## AIM
Copy each line where the word "ylabel" occurs.

Data listing:
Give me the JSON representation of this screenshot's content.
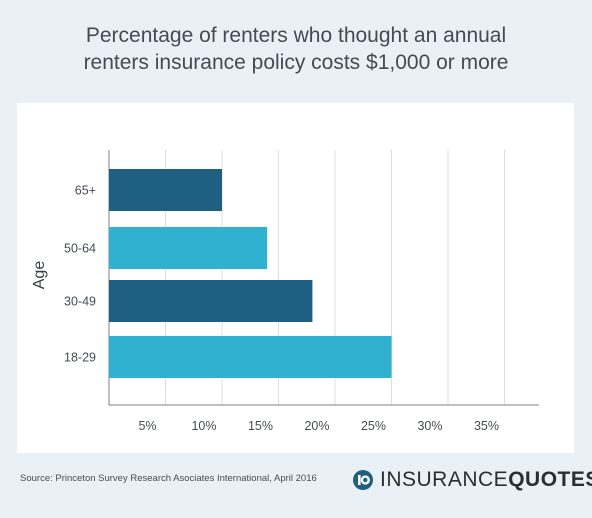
{
  "title_line1": "Percentage of renters who thought an annual",
  "title_line2": "renters insurance policy costs $1,000 or more",
  "source": "Source: Princeton Survey Research Asociates International, April 2016",
  "logo": {
    "part1": "INSURANCE",
    "part2": "QUOTES"
  },
  "colors": {
    "dark": "#1e5f82",
    "light": "#30b1cf",
    "background": "#e9f1f6"
  },
  "chart_data": {
    "type": "bar",
    "orientation": "horizontal",
    "categories": [
      "65+",
      "50-64",
      "30-49",
      "18-29"
    ],
    "values": [
      10,
      14,
      18,
      25
    ],
    "ylabel": "Age",
    "xlim": [
      0,
      37.5
    ],
    "xticks": [
      "5%",
      "10%",
      "15%",
      "20%",
      "25%",
      "30%",
      "35%"
    ],
    "grid": true
  }
}
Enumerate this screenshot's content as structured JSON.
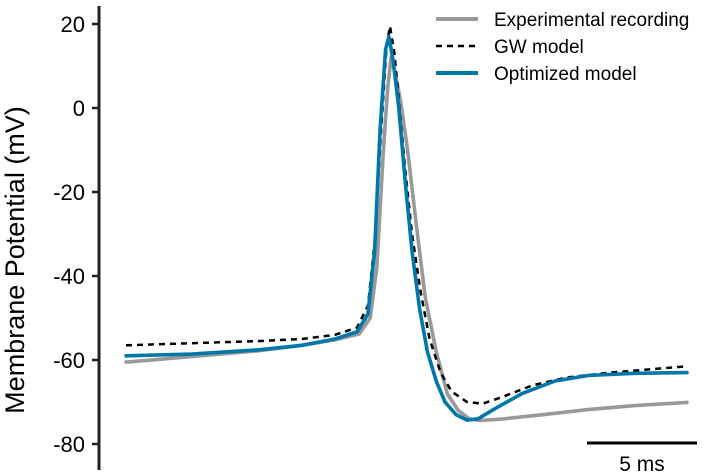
{
  "chart_data": {
    "type": "line",
    "title": "",
    "xlabel": "",
    "ylabel": "Membrane Potential (mV)",
    "ylim": [
      -83,
      25
    ],
    "xlim": [
      0,
      26
    ],
    "yticks": [
      20,
      0,
      -20,
      -40,
      -60,
      -80
    ],
    "ytick_labels": [
      "20",
      "0",
      "-20",
      "-40",
      "-60",
      "-80"
    ],
    "grid": false,
    "legend_position": "top-right",
    "scalebar": {
      "length_ms": 5,
      "label": "5 ms"
    },
    "series": [
      {
        "name": "Experimental recording",
        "color": "#999999",
        "style": "solid",
        "points": [
          [
            0,
            -60.5
          ],
          [
            3,
            -59.2
          ],
          [
            6,
            -57.8
          ],
          [
            8,
            -56.5
          ],
          [
            9.5,
            -55.2
          ],
          [
            10.6,
            -53.8
          ],
          [
            11.1,
            -50
          ],
          [
            11.4,
            -38
          ],
          [
            11.7,
            -10
          ],
          [
            11.9,
            5
          ],
          [
            12.05,
            12
          ],
          [
            12.25,
            8
          ],
          [
            12.5,
            1
          ],
          [
            12.8,
            -10
          ],
          [
            13.2,
            -28
          ],
          [
            13.6,
            -45
          ],
          [
            14.1,
            -58
          ],
          [
            14.6,
            -68
          ],
          [
            15.1,
            -72
          ],
          [
            15.6,
            -74
          ],
          [
            16.1,
            -74.4
          ],
          [
            17,
            -74.1
          ],
          [
            19,
            -73
          ],
          [
            21,
            -71.8
          ],
          [
            23,
            -70.9
          ],
          [
            25.5,
            -70.1
          ]
        ]
      },
      {
        "name": "GW model",
        "color": "#000000",
        "style": "dashed",
        "points": [
          [
            0,
            -56.5
          ],
          [
            3,
            -56
          ],
          [
            6,
            -55.5
          ],
          [
            8,
            -55
          ],
          [
            9.5,
            -54
          ],
          [
            10.5,
            -52.3
          ],
          [
            11.0,
            -47
          ],
          [
            11.3,
            -32
          ],
          [
            11.6,
            -5
          ],
          [
            11.85,
            15
          ],
          [
            12.0,
            19.5
          ],
          [
            12.2,
            13
          ],
          [
            12.4,
            2
          ],
          [
            12.7,
            -15
          ],
          [
            13.0,
            -30
          ],
          [
            13.4,
            -44
          ],
          [
            13.8,
            -55
          ],
          [
            14.3,
            -63
          ],
          [
            14.8,
            -67.5
          ],
          [
            15.5,
            -70
          ],
          [
            16.2,
            -70.4
          ],
          [
            17,
            -69
          ],
          [
            18.5,
            -66
          ],
          [
            20,
            -64.2
          ],
          [
            22,
            -63
          ],
          [
            25.5,
            -61.5
          ]
        ]
      },
      {
        "name": "Optimized model",
        "color": "#0077aa",
        "style": "solid",
        "points": [
          [
            0,
            -59
          ],
          [
            3,
            -58.6
          ],
          [
            6,
            -57.6
          ],
          [
            8,
            -56.5
          ],
          [
            9.5,
            -55
          ],
          [
            10.5,
            -53.3
          ],
          [
            11.0,
            -49
          ],
          [
            11.3,
            -34
          ],
          [
            11.55,
            -5
          ],
          [
            11.8,
            14
          ],
          [
            11.95,
            17
          ],
          [
            12.15,
            11
          ],
          [
            12.4,
            0
          ],
          [
            12.7,
            -18
          ],
          [
            13.0,
            -34
          ],
          [
            13.35,
            -48
          ],
          [
            13.7,
            -58
          ],
          [
            14.1,
            -65
          ],
          [
            14.5,
            -70
          ],
          [
            15.0,
            -73
          ],
          [
            15.5,
            -74.3
          ],
          [
            16.0,
            -74
          ],
          [
            16.8,
            -71.5
          ],
          [
            18,
            -68
          ],
          [
            19.5,
            -65
          ],
          [
            21,
            -63.7
          ],
          [
            23,
            -63.2
          ],
          [
            25.5,
            -63
          ]
        ]
      }
    ]
  }
}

## SOLUTION FOR THIS TASK
    "ylabel": "Age",
    "ylabel": "Membrane Potential (mV)",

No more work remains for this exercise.